■ Task to carry out ■
Edit the article on beans production from "FOR MANY beans" up to and including "cent, yield loss.", replacing "beans farmers" with "cowpea farmers" throughout, and give that section again.

■ Page excerpt ■

^^^^

There is a concerted effort by the federal government to boost beans production in the country. In this piece, IFEANYI NWOKO is, however, asking
whether that will be enough to make Nigeria self sufficient in beans production and beans exporting country.

FOR MANY beans farmers in West Africa,
2017 is one year they all look forward to
with great optimism and expectations.
This is because the year will herald the
release of a beans variety which will solve
the major challenge facing beans farmers:
Maruca, a pod boring insect that costs
farmers as much as 80 per cent, sometimes
100 per cent, yield loss.
Mr. Mohammed Birninkudu, a Jigawabased
farmer and a representative of
the state’s Agricultural Development
Programme, ADP, said that beans are the
major food and cash crop for farmers in
Jigawa. He, however, insisted that due
to the problems of Maruca and dearth of
storage facilities, the farmers just plant
beans to them sell off, with the sole aim
of making some money to cultivate other
crops that will yield better profits.
“You find farmers growing beans over
the year, about three to four times a year,
using rainfall, residual moisture and
irrigation facilities. Beans are a crop that
survives the early drought or the early
season of rainfall. So, from the northern
part to the southern part of the state, there
is no area that does not grow cowpea;
they grow the improved variety of the
crop and they can have as many hectares
as they can.
“But the main problem with beans
farming is the insects because you have
to use chemical spray on the plantations.
Using chemical spray, sometimes, costs
the farmer a lot and he has to know the
intrinsic techniques of the spraying the
pesticides.
“Even though the farmers are trained
by the ADPs and other organisations on
the use of pesticides, there are hazards in
using the chemicals because most farmers
don’t take appropriate security measures
while spraying their farms. If you plant
cowpea infested with the insects during
the planting season, Maruca attacks the
crop, right from the point of planting the
seed to the point of harvest.

^^^^

■ Data shown ■
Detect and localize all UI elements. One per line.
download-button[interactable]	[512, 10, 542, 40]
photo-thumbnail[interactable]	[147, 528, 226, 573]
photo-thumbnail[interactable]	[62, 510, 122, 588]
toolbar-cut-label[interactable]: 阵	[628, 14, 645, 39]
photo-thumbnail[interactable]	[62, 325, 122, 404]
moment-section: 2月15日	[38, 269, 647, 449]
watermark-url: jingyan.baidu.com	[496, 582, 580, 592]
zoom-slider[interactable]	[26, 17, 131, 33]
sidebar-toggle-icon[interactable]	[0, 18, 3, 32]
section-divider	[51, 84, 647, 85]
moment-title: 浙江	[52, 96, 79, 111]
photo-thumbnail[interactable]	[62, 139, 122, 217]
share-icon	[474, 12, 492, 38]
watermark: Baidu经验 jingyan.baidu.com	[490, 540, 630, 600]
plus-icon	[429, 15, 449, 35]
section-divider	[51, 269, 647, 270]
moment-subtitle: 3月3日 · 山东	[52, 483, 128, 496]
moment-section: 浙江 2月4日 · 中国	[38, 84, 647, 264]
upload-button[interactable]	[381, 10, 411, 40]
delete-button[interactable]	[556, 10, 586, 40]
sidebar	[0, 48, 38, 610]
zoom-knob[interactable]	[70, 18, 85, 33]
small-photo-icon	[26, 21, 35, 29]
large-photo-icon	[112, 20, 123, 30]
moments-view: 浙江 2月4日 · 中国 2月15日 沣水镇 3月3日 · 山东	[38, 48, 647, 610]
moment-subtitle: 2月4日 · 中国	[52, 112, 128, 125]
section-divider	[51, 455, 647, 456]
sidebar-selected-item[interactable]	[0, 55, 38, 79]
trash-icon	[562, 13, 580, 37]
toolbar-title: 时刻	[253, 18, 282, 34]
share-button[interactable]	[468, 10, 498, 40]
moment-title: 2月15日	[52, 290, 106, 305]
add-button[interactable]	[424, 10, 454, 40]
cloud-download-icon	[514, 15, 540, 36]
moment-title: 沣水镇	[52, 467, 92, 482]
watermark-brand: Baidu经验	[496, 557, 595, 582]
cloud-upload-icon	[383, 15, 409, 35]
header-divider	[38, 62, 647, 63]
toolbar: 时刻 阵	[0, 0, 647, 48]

^^^^

■ Result for this exercise ■
FOR MANY cowpea farmers in West Africa,
2017 is one year they all look forward to
with great optimism and expectations.
This is because the year will herald the
release of a beans variety which will solve
the major challenge facing cowpea farmers:
Maruca, a pod boring insect that costs
farmers as much as 80 per cent, sometimes
100 per cent, yield loss.